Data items

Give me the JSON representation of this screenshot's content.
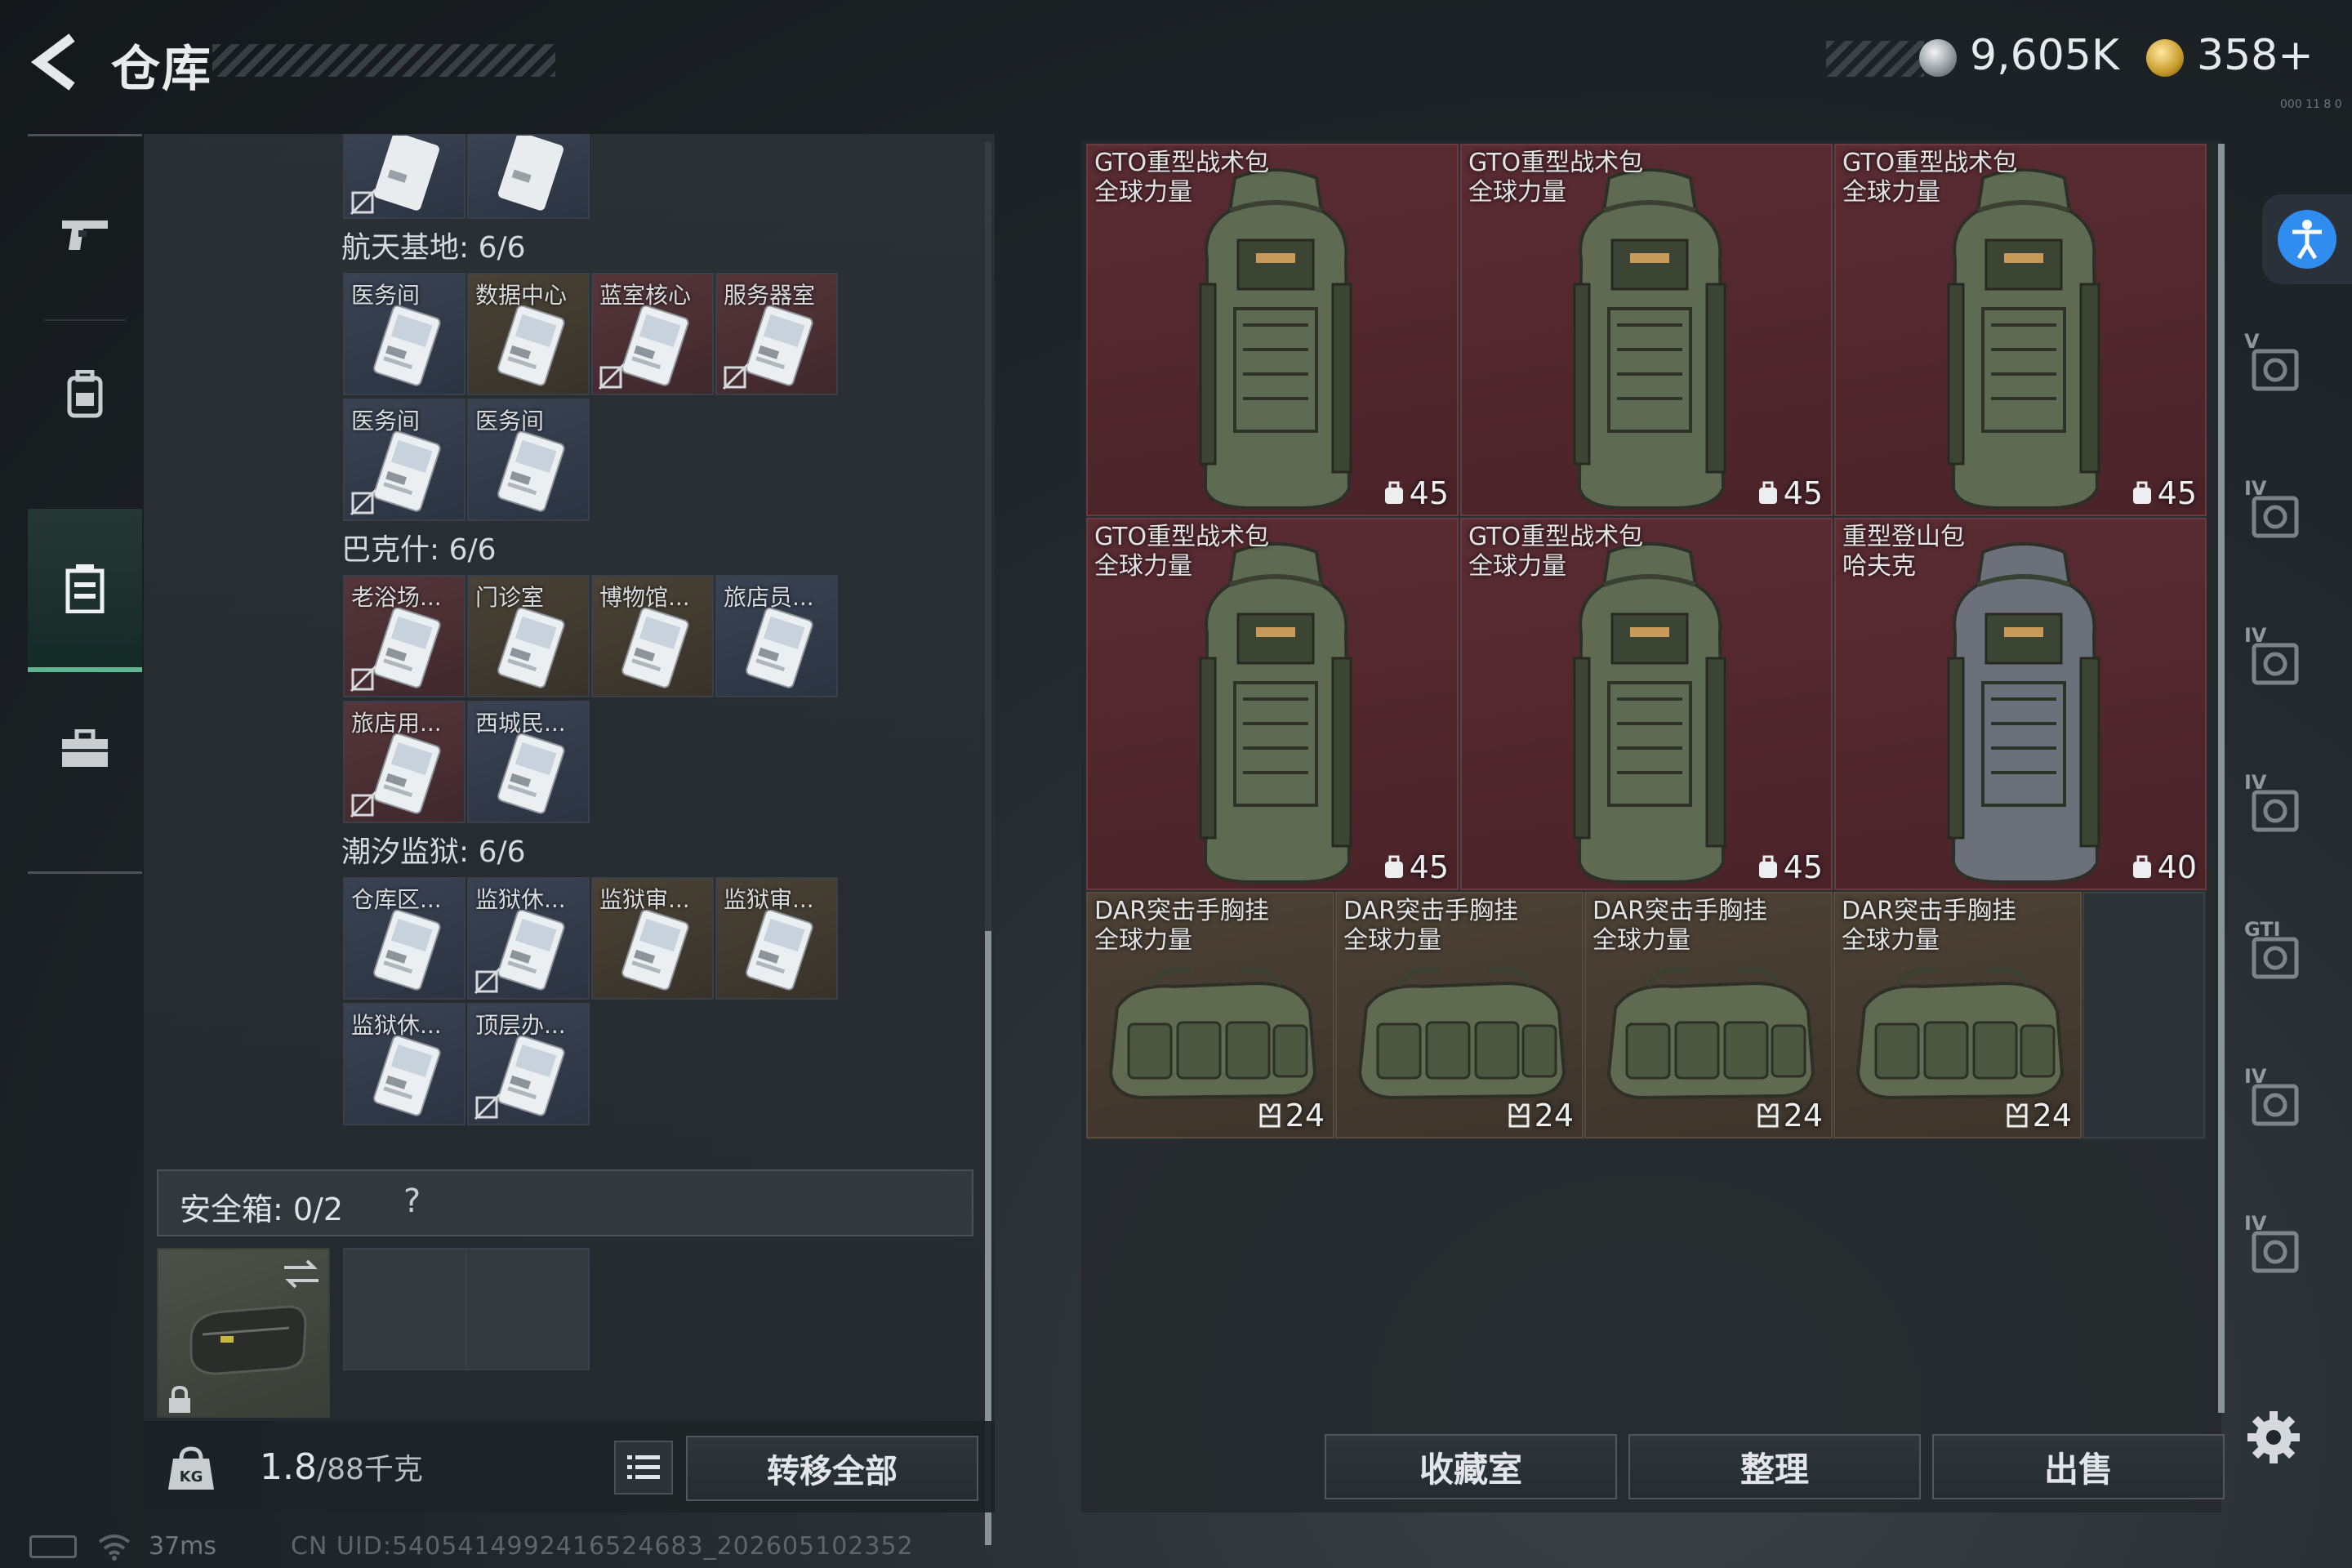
{
  "header": {
    "title": "仓库",
    "currency_silver": "9,605K",
    "currency_gold": "358+",
    "tiny_text": "000 11 8 0"
  },
  "left_nav": {
    "items": [
      {
        "icon": "pistol-icon"
      },
      {
        "icon": "backpack-icon"
      },
      {
        "icon": "storage-bin-icon",
        "active": true
      },
      {
        "icon": "toolbox-icon"
      }
    ]
  },
  "storage": {
    "sections": [
      {
        "title": "航天基地: 6/6",
        "items": [
          {
            "label": "医务间",
            "tint": "blue",
            "nosell": false
          },
          {
            "label": "数据中心",
            "tint": "brown",
            "nosell": false
          },
          {
            "label": "蓝室核心",
            "tint": "red",
            "nosell": true
          },
          {
            "label": "服务器室",
            "tint": "red",
            "nosell": true
          },
          {
            "label": "医务间",
            "tint": "blue",
            "nosell": true
          },
          {
            "label": "医务间",
            "tint": "blue",
            "nosell": false
          }
        ]
      },
      {
        "title": "巴克什: 6/6",
        "items": [
          {
            "label": "老浴场...",
            "tint": "red",
            "nosell": true
          },
          {
            "label": "门诊室",
            "tint": "brown",
            "nosell": false
          },
          {
            "label": "博物馆...",
            "tint": "brown",
            "nosell": false
          },
          {
            "label": "旅店员...",
            "tint": "blue",
            "nosell": false
          },
          {
            "label": "旅店用...",
            "tint": "red",
            "nosell": true
          },
          {
            "label": "西城民...",
            "tint": "blue",
            "nosell": false
          }
        ]
      },
      {
        "title": "潮汐监狱: 6/6",
        "items": [
          {
            "label": "仓库区...",
            "tint": "blue",
            "nosell": false
          },
          {
            "label": "监狱休...",
            "tint": "blue",
            "nosell": true
          },
          {
            "label": "监狱审...",
            "tint": "brown",
            "nosell": false
          },
          {
            "label": "监狱审...",
            "tint": "brown",
            "nosell": false
          },
          {
            "label": "监狱休...",
            "tint": "blue",
            "nosell": false
          },
          {
            "label": "顶层办...",
            "tint": "blue",
            "nosell": true
          }
        ]
      }
    ],
    "safebox_label": "安全箱: 0/2",
    "safebox_help": "?",
    "weight_current": "1.8",
    "weight_capacity": "/88千克",
    "transfer_all": "转移全部"
  },
  "backpacks": {
    "large": [
      {
        "name_line1": "GTO重型战术包",
        "name_line2": "全球力量",
        "capacity": "45",
        "color": "#5e6b52"
      },
      {
        "name_line1": "GTO重型战术包",
        "name_line2": "全球力量",
        "capacity": "45",
        "color": "#5e6b52"
      },
      {
        "name_line1": "GTO重型战术包",
        "name_line2": "全球力量",
        "capacity": "45",
        "color": "#5e6b52"
      },
      {
        "name_line1": "GTO重型战术包",
        "name_line2": "全球力量",
        "capacity": "45",
        "color": "#5e6b52"
      },
      {
        "name_line1": "GTO重型战术包",
        "name_line2": "全球力量",
        "capacity": "45",
        "color": "#5e6b52"
      },
      {
        "name_line1": "重型登山包",
        "name_line2": "哈夫克",
        "capacity": "40",
        "color": "#6c707a"
      }
    ],
    "vests": [
      {
        "name_line1": "DAR突击手胸挂",
        "name_line2": "全球力量",
        "capacity": "24"
      },
      {
        "name_line1": "DAR突击手胸挂",
        "name_line2": "全球力量",
        "capacity": "24"
      },
      {
        "name_line1": "DAR突击手胸挂",
        "name_line2": "全球力量",
        "capacity": "24"
      },
      {
        "name_line1": "DAR突击手胸挂",
        "name_line2": "全球力量",
        "capacity": "24"
      }
    ]
  },
  "actions": {
    "collection": "收藏室",
    "sort": "整理",
    "sell": "出售"
  },
  "right_rail": [
    {
      "icon": "helmet-slot-icon",
      "tier": "V"
    },
    {
      "icon": "armor-slot-icon",
      "tier": "IV"
    },
    {
      "icon": "folder-slot-icon",
      "tier": "IV"
    },
    {
      "icon": "medkit-slot-icon",
      "tier": "IV"
    },
    {
      "icon": "gti-slot-icon",
      "tier": "GTI"
    },
    {
      "icon": "vest-slot-icon",
      "tier": "IV"
    },
    {
      "icon": "bag-slot-icon",
      "tier": "IV"
    }
  ],
  "status": {
    "ping": "37ms",
    "uid": "CN UID:5405414992416524683_202605102352"
  }
}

▸ **REQUIRED WORK**: In this exercise, set down all of the data exactly, without the pictures.

▸ **THE SOLUTION**:
Give me the JSON representation of this screenshot's content.
{
  "header": {
    "title": "仓库",
    "currency_silver": "9,605K",
    "currency_gold": "358+",
    "tiny_text": "000 11 8 0"
  },
  "left_nav": {
    "items": [
      {
        "icon": "pistol-icon"
      },
      {
        "icon": "backpack-icon"
      },
      {
        "icon": "storage-bin-icon",
        "active": true
      },
      {
        "icon": "toolbox-icon"
      }
    ]
  },
  "storage": {
    "sections": [
      {
        "title": "航天基地: 6/6",
        "items": [
          {
            "label": "医务间",
            "tint": "blue",
            "nosell": false
          },
          {
            "label": "数据中心",
            "tint": "brown",
            "nosell": false
          },
          {
            "label": "蓝室核心",
            "tint": "red",
            "nosell": true
          },
          {
            "label": "服务器室",
            "tint": "red",
            "nosell": true
          },
          {
            "label": "医务间",
            "tint": "blue",
            "nosell": true
          },
          {
            "label": "医务间",
            "tint": "blue",
            "nosell": false
          }
        ]
      },
      {
        "title": "巴克什: 6/6",
        "items": [
          {
            "label": "老浴场...",
            "tint": "red",
            "nosell": true
          },
          {
            "label": "门诊室",
            "tint": "brown",
            "nosell": false
          },
          {
            "label": "博物馆...",
            "tint": "brown",
            "nosell": false
          },
          {
            "label": "旅店员...",
            "tint": "blue",
            "nosell": false
          },
          {
            "label": "旅店用...",
            "tint": "red",
            "nosell": true
          },
          {
            "label": "西城民...",
            "tint": "blue",
            "nosell": false
          }
        ]
      },
      {
        "title": "潮汐监狱: 6/6",
        "items": [
          {
            "label": "仓库区...",
            "tint": "blue",
            "nosell": false
          },
          {
            "label": "监狱休...",
            "tint": "blue",
            "nosell": true
          },
          {
            "label": "监狱审...",
            "tint": "brown",
            "nosell": false
          },
          {
            "label": "监狱审...",
            "tint": "brown",
            "nosell": false
          },
          {
            "label": "监狱休...",
            "tint": "blue",
            "nosell": false
          },
          {
            "label": "顶层办...",
            "tint": "blue",
            "nosell": true
          }
        ]
      }
    ],
    "safebox_label": "安全箱: 0/2",
    "safebox_help": "?",
    "weight_current": "1.8",
    "weight_capacity": "/88千克",
    "transfer_all": "转移全部"
  },
  "backpacks": {
    "large": [
      {
        "name_line1": "GTO重型战术包",
        "name_line2": "全球力量",
        "capacity": "45",
        "color": "#5e6b52"
      },
      {
        "name_line1": "GTO重型战术包",
        "name_line2": "全球力量",
        "capacity": "45",
        "color": "#5e6b52"
      },
      {
        "name_line1": "GTO重型战术包",
        "name_line2": "全球力量",
        "capacity": "45",
        "color": "#5e6b52"
      },
      {
        "name_line1": "GTO重型战术包",
        "name_line2": "全球力量",
        "capacity": "45",
        "color": "#5e6b52"
      },
      {
        "name_line1": "GTO重型战术包",
        "name_line2": "全球力量",
        "capacity": "45",
        "color": "#5e6b52"
      },
      {
        "name_line1": "重型登山包",
        "name_line2": "哈夫克",
        "capacity": "40",
        "color": "#6c707a"
      }
    ],
    "vests": [
      {
        "name_line1": "DAR突击手胸挂",
        "name_line2": "全球力量",
        "capacity": "24"
      },
      {
        "name_line1": "DAR突击手胸挂",
        "name_line2": "全球力量",
        "capacity": "24"
      },
      {
        "name_line1": "DAR突击手胸挂",
        "name_line2": "全球力量",
        "capacity": "24"
      },
      {
        "name_line1": "DAR突击手胸挂",
        "name_line2": "全球力量",
        "capacity": "24"
      }
    ]
  },
  "actions": {
    "collection": "收藏室",
    "sort": "整理",
    "sell": "出售"
  },
  "right_rail": [
    {
      "icon": "helmet-slot-icon",
      "tier": "V"
    },
    {
      "icon": "armor-slot-icon",
      "tier": "IV"
    },
    {
      "icon": "folder-slot-icon",
      "tier": "IV"
    },
    {
      "icon": "medkit-slot-icon",
      "tier": "IV"
    },
    {
      "icon": "gti-slot-icon",
      "tier": "GTI"
    },
    {
      "icon": "vest-slot-icon",
      "tier": "IV"
    },
    {
      "icon": "bag-slot-icon",
      "tier": "IV"
    }
  ],
  "status": {
    "ping": "37ms",
    "uid": "CN UID:5405414992416524683_202605102352"
  }
}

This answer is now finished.